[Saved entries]

»»

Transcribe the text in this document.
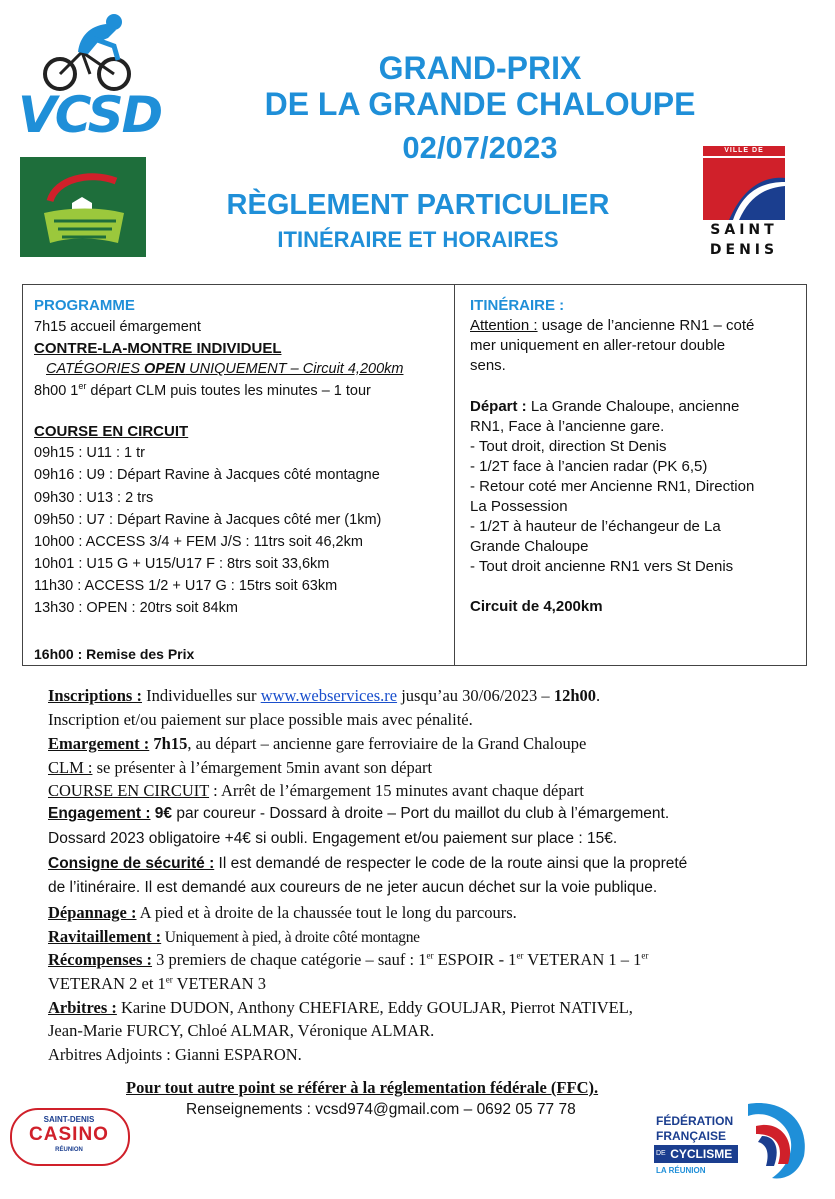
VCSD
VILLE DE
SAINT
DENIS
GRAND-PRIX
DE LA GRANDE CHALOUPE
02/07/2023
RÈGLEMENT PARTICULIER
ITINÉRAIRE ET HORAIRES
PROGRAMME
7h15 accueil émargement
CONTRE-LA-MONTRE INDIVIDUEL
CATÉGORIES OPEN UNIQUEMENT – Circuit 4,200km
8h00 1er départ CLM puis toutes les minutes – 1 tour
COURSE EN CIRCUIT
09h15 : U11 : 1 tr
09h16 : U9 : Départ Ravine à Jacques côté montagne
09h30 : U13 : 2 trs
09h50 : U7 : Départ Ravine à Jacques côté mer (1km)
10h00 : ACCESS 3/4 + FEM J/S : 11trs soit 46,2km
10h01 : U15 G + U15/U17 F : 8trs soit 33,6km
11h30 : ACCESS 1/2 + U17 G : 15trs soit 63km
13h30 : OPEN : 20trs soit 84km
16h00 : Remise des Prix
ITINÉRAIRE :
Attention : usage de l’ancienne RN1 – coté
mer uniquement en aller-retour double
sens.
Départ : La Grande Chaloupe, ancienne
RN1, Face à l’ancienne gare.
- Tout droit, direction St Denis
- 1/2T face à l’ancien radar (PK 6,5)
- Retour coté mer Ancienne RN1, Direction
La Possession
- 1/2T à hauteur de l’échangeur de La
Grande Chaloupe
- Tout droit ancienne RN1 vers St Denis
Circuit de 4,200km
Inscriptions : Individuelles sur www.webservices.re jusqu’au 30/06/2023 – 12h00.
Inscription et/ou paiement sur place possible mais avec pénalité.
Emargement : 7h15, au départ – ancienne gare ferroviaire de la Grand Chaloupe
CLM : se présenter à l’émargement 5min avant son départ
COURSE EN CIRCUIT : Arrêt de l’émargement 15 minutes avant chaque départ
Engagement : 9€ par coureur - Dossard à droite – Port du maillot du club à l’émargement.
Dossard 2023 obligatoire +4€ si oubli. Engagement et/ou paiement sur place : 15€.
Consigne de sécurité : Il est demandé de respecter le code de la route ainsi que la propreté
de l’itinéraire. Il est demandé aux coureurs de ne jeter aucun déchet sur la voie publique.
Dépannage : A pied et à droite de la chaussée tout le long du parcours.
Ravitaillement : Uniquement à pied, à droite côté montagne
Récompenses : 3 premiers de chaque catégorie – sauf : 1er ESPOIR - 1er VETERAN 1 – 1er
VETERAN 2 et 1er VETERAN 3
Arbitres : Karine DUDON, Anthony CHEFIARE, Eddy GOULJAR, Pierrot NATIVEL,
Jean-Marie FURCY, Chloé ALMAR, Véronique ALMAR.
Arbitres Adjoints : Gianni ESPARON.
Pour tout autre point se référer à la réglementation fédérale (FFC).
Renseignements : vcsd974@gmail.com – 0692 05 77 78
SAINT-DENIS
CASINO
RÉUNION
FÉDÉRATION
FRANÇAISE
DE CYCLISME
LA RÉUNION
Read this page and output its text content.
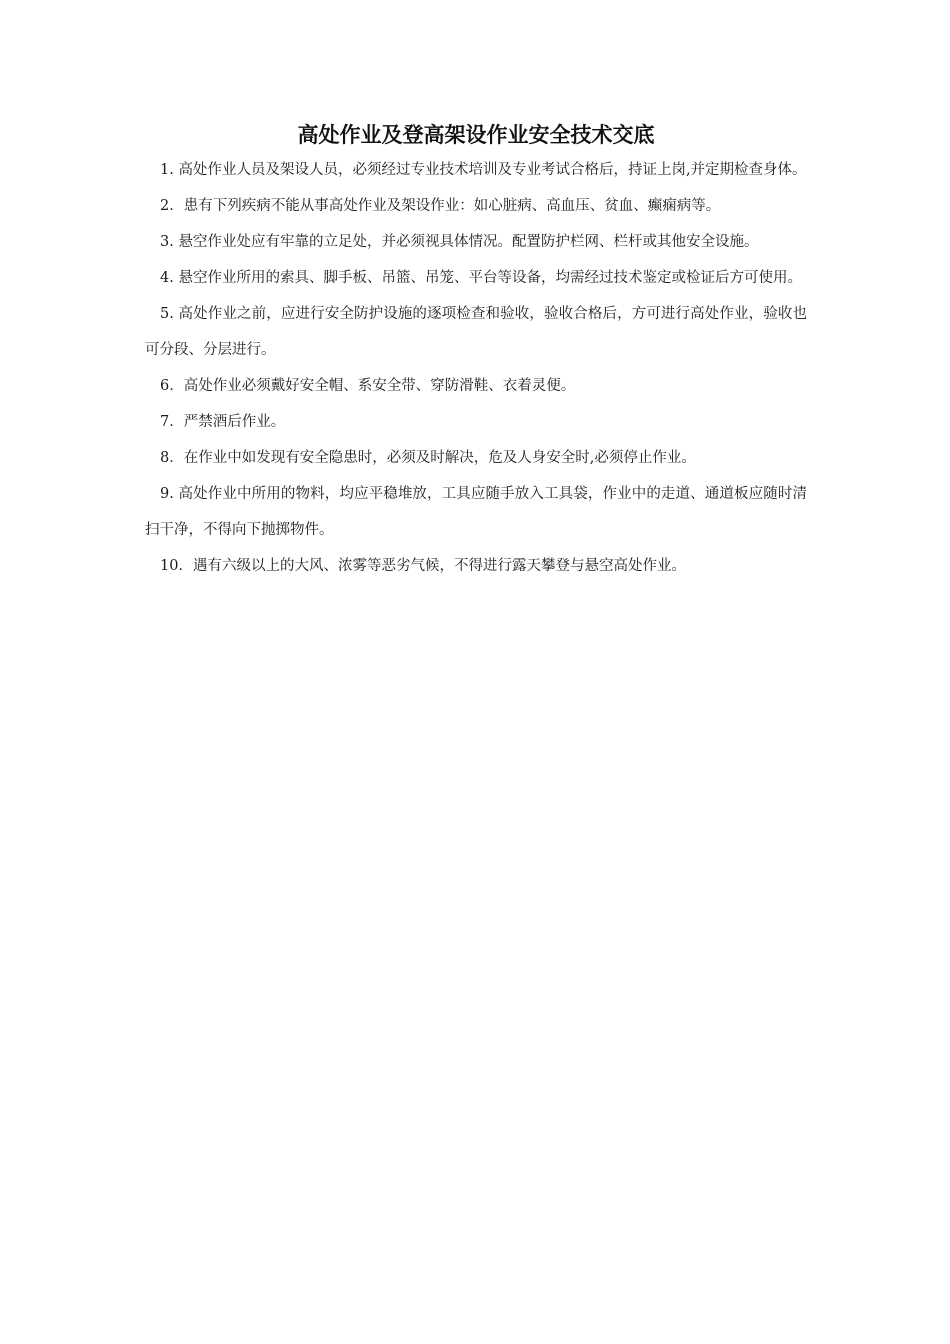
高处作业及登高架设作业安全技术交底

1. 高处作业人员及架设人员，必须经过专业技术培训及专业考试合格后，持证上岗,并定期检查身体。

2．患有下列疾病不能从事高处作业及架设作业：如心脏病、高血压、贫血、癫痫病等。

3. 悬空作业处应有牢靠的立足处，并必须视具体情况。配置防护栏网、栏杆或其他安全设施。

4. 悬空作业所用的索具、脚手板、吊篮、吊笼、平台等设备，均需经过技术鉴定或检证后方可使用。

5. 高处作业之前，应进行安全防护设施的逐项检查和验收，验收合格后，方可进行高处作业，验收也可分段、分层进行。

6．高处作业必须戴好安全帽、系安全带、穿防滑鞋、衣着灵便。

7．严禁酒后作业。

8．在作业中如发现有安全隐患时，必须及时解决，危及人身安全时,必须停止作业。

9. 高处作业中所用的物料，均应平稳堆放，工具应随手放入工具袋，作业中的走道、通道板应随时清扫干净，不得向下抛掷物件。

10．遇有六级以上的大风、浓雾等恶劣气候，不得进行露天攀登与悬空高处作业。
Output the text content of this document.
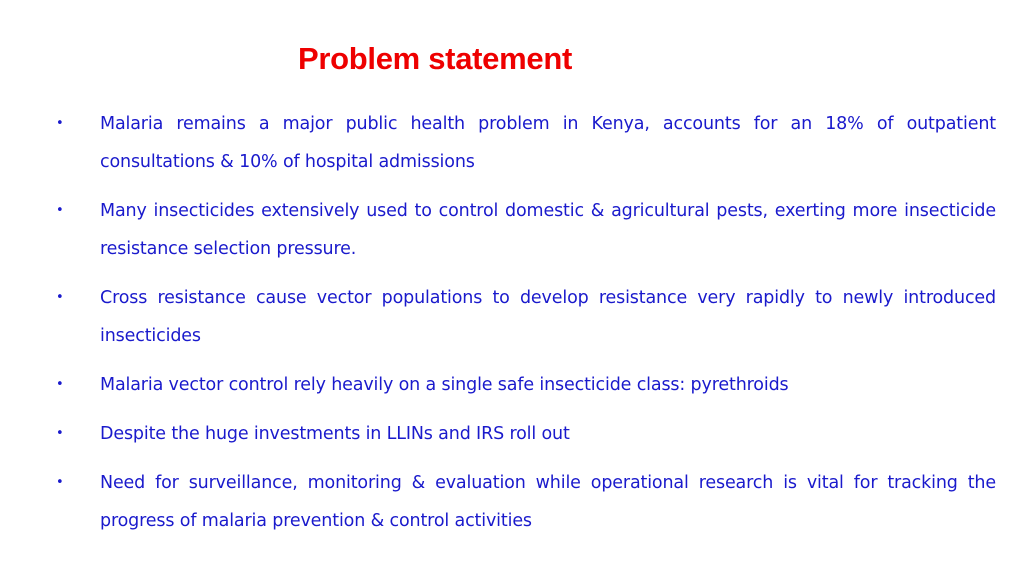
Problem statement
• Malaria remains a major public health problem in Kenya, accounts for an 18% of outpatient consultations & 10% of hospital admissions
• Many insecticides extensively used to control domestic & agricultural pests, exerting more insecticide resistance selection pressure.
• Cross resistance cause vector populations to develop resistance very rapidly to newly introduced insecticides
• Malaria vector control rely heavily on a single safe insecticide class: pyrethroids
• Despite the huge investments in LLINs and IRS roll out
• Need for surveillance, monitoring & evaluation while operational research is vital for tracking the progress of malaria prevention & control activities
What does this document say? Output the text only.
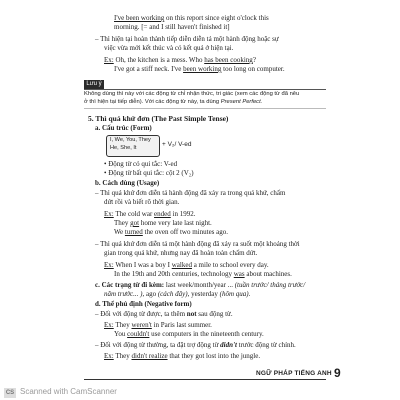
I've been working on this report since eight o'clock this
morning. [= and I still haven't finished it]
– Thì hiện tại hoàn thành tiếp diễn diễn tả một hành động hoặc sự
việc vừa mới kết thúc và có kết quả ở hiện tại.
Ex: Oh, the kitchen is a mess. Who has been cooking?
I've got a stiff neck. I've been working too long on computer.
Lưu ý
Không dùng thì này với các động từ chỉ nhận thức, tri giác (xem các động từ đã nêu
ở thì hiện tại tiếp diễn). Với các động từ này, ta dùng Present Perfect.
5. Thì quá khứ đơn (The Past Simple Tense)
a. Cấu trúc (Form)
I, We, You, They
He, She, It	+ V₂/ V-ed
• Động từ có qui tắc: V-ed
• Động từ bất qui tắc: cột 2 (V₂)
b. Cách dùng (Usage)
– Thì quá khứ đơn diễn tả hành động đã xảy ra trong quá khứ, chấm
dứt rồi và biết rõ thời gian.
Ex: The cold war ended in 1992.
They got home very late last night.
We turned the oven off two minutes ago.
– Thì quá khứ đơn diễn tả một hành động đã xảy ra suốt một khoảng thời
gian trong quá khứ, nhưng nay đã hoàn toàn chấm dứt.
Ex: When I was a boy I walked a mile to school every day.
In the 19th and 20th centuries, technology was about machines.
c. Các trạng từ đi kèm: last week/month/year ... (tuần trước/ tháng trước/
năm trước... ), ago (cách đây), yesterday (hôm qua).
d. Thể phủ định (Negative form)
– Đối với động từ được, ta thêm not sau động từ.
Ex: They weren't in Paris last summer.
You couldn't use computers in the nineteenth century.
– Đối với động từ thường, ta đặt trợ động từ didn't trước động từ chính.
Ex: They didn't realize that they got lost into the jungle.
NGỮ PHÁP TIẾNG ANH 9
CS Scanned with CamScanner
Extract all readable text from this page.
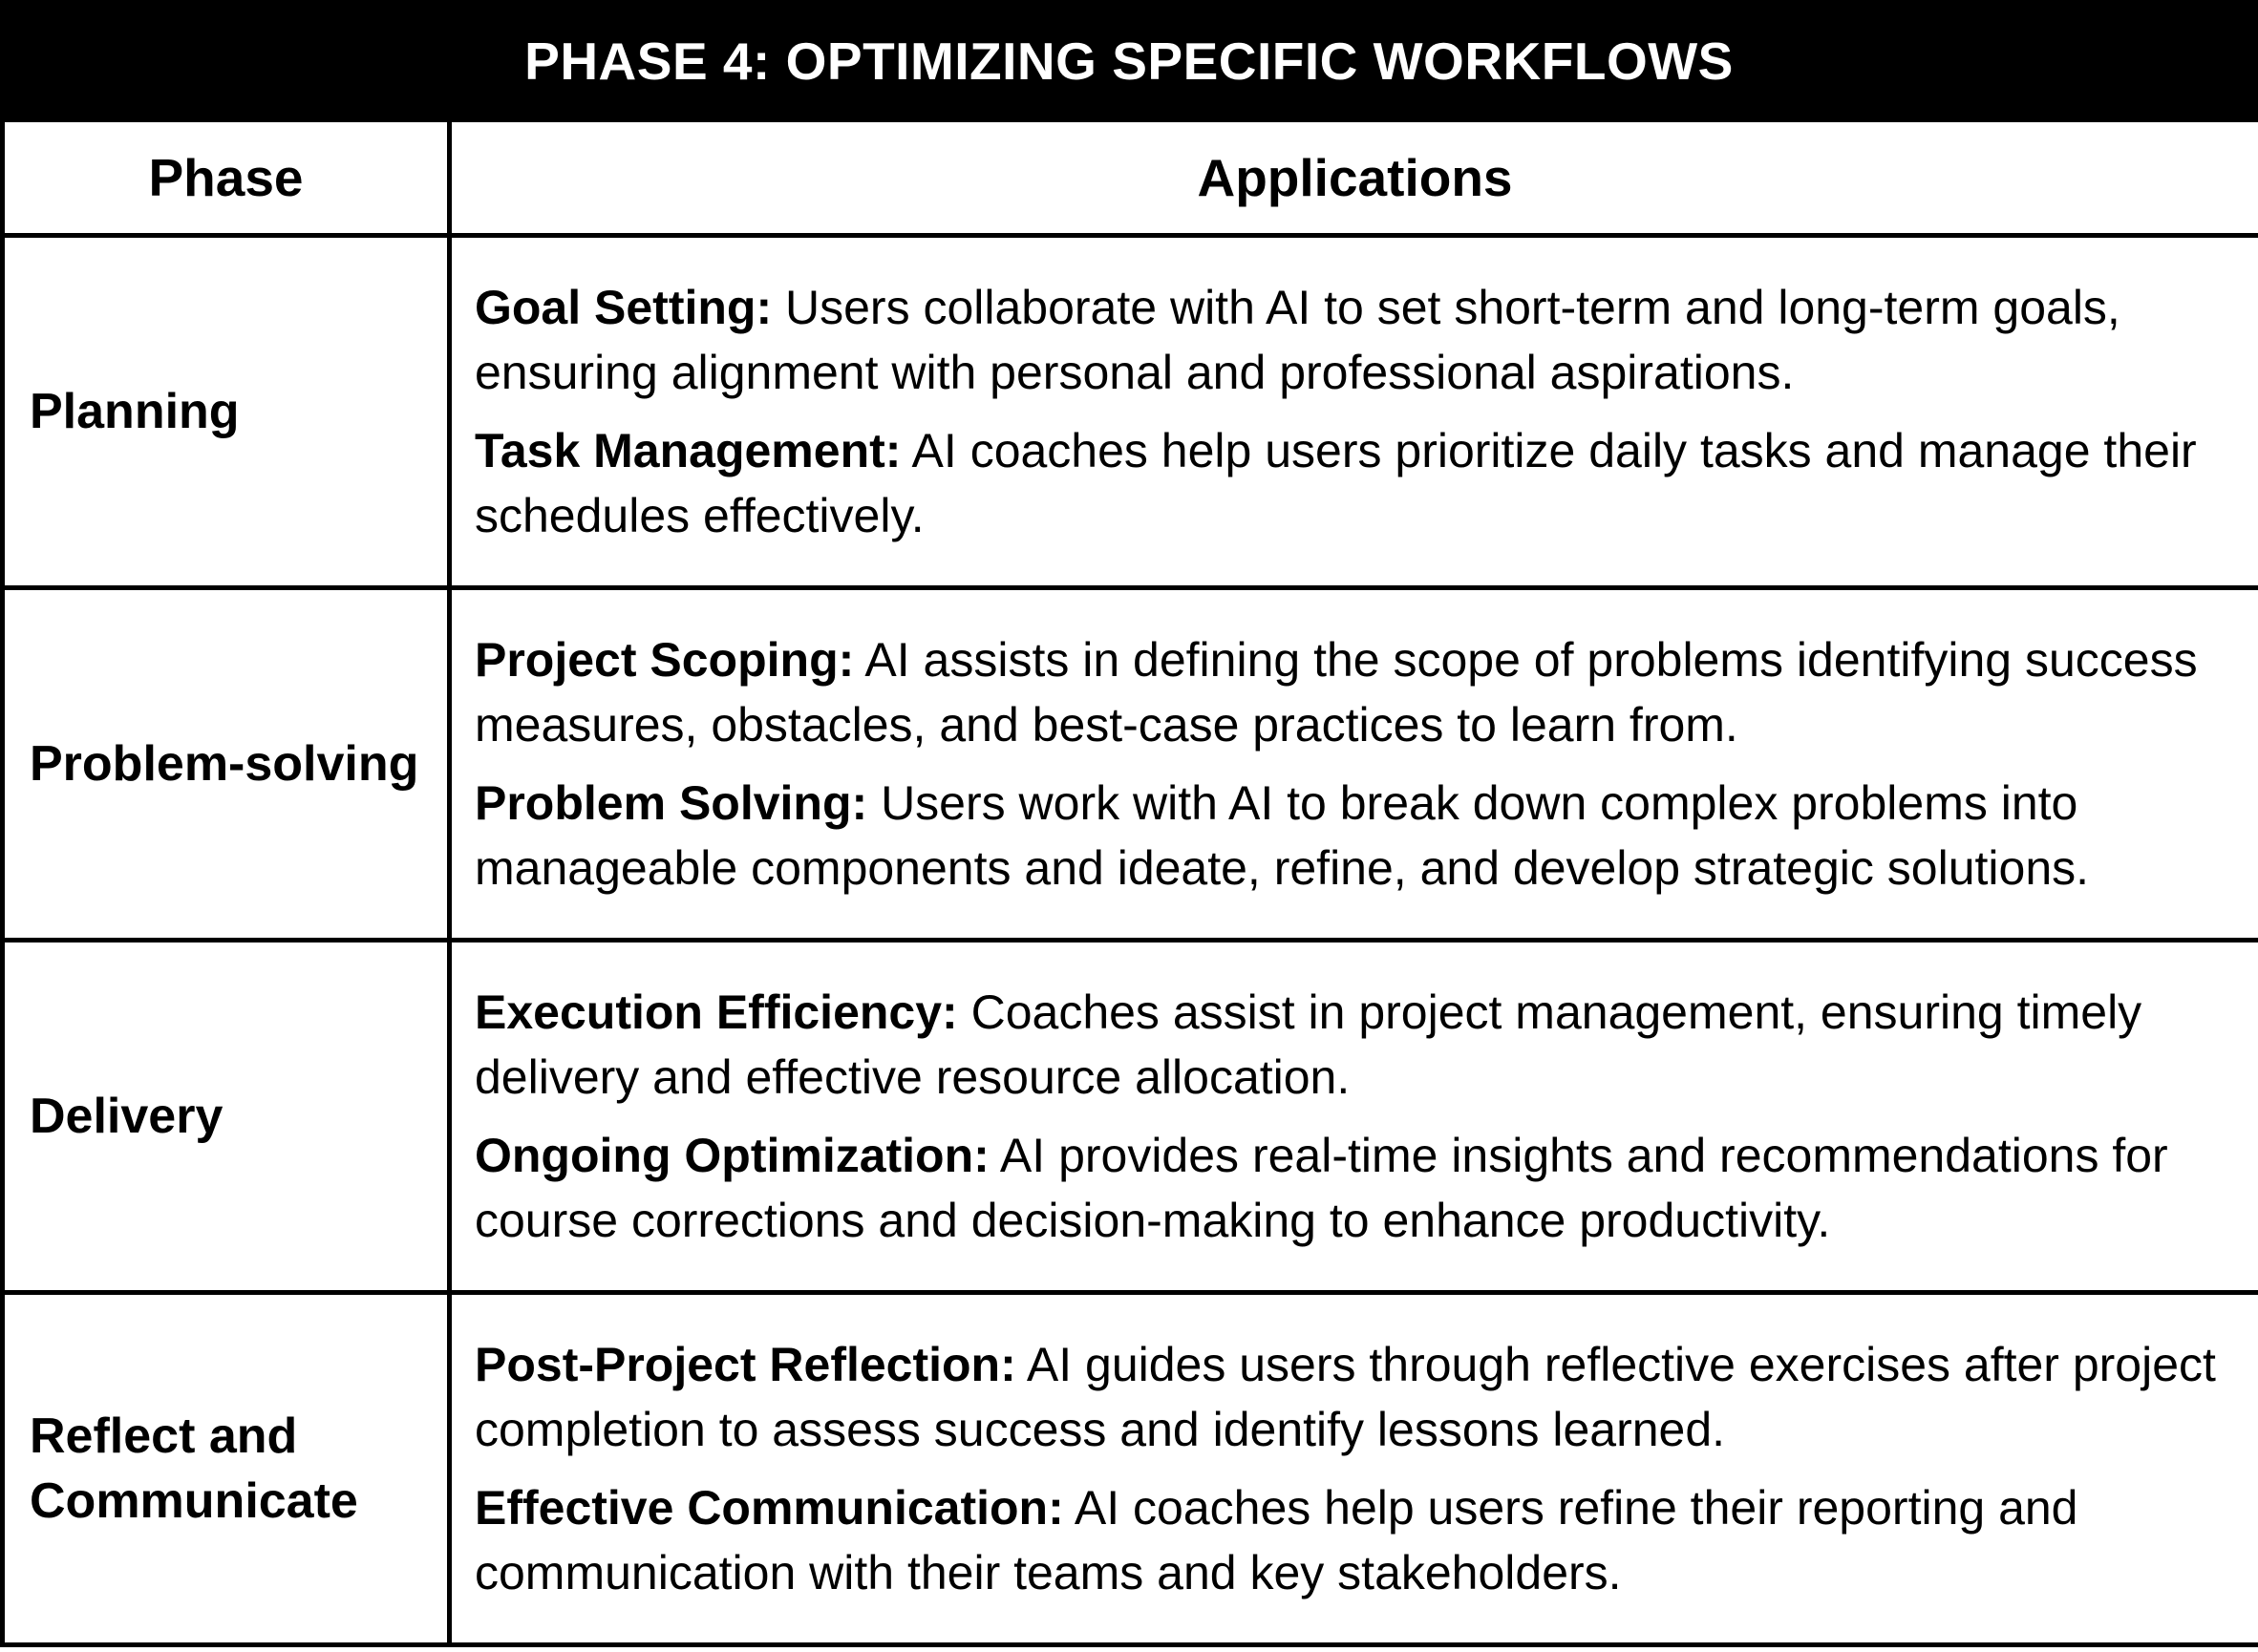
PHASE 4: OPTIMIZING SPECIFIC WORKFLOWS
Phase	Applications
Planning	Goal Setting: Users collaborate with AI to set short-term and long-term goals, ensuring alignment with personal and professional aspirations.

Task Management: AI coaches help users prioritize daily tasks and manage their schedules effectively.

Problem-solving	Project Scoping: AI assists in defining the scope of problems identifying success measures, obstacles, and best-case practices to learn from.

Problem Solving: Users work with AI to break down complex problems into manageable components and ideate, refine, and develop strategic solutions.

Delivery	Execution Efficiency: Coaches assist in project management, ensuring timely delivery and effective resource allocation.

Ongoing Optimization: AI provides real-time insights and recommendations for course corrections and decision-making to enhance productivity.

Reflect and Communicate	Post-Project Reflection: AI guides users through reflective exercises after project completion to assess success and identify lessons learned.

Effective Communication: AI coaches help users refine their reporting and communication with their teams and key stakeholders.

««

→ **Aim of the task**: Copy out all lines from the material above that contain the string "success".

→ **Exercise solution**:
Problem-solving	Project Scoping: AI assists in defining the scope of problems identifying success measures, obstacles, and best-case practices to learn from.
Reflect and Communicate	Post-Project Reflection: AI guides users through reflective exercises after project completion to assess success and identify lessons learned.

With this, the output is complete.